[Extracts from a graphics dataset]
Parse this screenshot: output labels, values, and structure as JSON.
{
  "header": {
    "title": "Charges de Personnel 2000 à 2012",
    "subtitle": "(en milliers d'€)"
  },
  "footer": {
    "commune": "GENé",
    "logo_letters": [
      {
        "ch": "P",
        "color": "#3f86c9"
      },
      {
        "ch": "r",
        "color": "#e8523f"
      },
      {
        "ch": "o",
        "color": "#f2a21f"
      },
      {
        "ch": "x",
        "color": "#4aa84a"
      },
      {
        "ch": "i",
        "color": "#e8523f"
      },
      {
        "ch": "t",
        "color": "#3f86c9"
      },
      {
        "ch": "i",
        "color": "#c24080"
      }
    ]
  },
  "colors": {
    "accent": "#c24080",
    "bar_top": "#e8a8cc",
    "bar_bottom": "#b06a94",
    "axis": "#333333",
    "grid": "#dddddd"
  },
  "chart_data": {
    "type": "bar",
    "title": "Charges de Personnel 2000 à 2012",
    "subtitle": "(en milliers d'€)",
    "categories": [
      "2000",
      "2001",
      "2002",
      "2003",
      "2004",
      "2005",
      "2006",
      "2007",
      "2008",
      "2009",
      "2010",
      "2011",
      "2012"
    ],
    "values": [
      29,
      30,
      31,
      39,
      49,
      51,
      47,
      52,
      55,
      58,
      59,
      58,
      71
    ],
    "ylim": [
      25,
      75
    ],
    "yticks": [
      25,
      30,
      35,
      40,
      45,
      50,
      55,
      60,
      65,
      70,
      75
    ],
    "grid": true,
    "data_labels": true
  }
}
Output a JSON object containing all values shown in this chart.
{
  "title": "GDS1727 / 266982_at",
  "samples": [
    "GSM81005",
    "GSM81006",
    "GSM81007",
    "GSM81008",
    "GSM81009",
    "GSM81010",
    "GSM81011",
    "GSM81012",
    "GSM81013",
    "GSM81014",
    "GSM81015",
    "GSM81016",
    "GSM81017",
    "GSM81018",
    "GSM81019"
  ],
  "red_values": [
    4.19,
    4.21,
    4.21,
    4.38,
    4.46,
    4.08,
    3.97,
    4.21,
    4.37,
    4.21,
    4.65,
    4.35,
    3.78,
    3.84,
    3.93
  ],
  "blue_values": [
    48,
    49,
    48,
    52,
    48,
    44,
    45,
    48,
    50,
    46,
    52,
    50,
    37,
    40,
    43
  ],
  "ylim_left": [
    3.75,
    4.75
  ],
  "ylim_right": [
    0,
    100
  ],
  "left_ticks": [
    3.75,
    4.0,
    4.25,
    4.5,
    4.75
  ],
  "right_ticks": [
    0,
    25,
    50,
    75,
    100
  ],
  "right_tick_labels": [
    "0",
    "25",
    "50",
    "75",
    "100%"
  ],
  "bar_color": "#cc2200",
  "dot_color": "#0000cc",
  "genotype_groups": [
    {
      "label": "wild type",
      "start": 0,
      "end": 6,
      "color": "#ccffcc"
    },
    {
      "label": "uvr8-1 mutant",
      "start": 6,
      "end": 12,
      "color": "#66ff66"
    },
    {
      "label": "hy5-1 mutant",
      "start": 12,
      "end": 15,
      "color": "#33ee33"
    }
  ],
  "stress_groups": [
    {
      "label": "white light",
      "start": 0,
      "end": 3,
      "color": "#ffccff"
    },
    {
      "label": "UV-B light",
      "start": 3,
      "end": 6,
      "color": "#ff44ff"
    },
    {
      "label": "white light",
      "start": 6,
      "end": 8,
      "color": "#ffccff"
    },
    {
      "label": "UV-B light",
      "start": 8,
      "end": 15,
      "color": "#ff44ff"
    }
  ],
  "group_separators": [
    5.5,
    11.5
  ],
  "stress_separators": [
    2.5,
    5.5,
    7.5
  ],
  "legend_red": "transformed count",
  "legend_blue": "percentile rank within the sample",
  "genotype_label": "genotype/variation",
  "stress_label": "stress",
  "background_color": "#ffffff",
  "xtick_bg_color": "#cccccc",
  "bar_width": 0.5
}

● **TASK DIRECTIONS**
Tally up the lines with the word "start" in them, and answer with that number by itself.

● **FULL ANSWER**
7